Source data:
****************************************

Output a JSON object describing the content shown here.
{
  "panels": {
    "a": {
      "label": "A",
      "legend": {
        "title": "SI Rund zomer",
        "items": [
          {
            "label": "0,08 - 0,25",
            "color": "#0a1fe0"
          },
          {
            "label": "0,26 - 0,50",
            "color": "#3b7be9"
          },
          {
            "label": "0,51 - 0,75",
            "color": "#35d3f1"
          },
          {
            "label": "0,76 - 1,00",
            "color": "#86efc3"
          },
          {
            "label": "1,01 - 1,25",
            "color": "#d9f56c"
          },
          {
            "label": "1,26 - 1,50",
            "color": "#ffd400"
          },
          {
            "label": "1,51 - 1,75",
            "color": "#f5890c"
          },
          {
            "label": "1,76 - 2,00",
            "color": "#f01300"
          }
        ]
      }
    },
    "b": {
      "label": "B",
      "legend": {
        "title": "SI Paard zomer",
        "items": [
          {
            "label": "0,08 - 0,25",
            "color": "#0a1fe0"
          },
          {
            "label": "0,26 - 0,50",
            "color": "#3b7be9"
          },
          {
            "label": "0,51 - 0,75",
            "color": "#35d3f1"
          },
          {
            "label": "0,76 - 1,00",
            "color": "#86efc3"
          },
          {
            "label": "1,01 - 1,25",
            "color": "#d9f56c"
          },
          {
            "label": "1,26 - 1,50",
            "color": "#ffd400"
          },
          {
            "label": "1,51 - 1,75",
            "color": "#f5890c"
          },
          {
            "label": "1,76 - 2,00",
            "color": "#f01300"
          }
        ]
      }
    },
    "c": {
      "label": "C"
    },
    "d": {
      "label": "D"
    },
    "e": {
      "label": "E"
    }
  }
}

****************************************

**EXERCISE DIRECTIONS**. Extract the full listing above without alteration.

**OUTPUT FOR THIS TASK**.
Output a JSON object describing the content shown here.
{
  "panels": {
    "a": {
      "label": "A",
      "legend": {
        "title": "SI Rund zomer",
        "items": [
          {
            "label": "0,08 - 0,25",
            "color": "#0a1fe0"
          },
          {
            "label": "0,26 - 0,50",
            "color": "#3b7be9"
          },
          {
            "label": "0,51 - 0,75",
            "color": "#35d3f1"
          },
          {
            "label": "0,76 - 1,00",
            "color": "#86efc3"
          },
          {
            "label": "1,01 - 1,25",
            "color": "#d9f56c"
          },
          {
            "label": "1,26 - 1,50",
            "color": "#ffd400"
          },
          {
            "label": "1,51 - 1,75",
            "color": "#f5890c"
          },
          {
            "label": "1,76 - 2,00",
            "color": "#f01300"
          }
        ]
      }
    },
    "b": {
      "label": "B",
      "legend": {
        "title": "SI Paard zomer",
        "items": [
          {
            "label": "0,08 - 0,25",
            "color": "#0a1fe0"
          },
          {
            "label": "0,26 - 0,50",
            "color": "#3b7be9"
          },
          {
            "label": "0,51 - 0,75",
            "color": "#35d3f1"
          },
          {
            "label": "0,76 - 1,00",
            "color": "#86efc3"
          },
          {
            "label": "1,01 - 1,25",
            "color": "#d9f56c"
          },
          {
            "label": "1,26 - 1,50",
            "color": "#ffd400"
          },
          {
            "label": "1,51 - 1,75",
            "color": "#f5890c"
          },
          {
            "label": "1,76 - 2,00",
            "color": "#f01300"
          }
        ]
      }
    },
    "c": {
      "label": "C"
    },
    "d": {
      "label": "D"
    },
    "e": {
      "label": "E"
    }
  }
}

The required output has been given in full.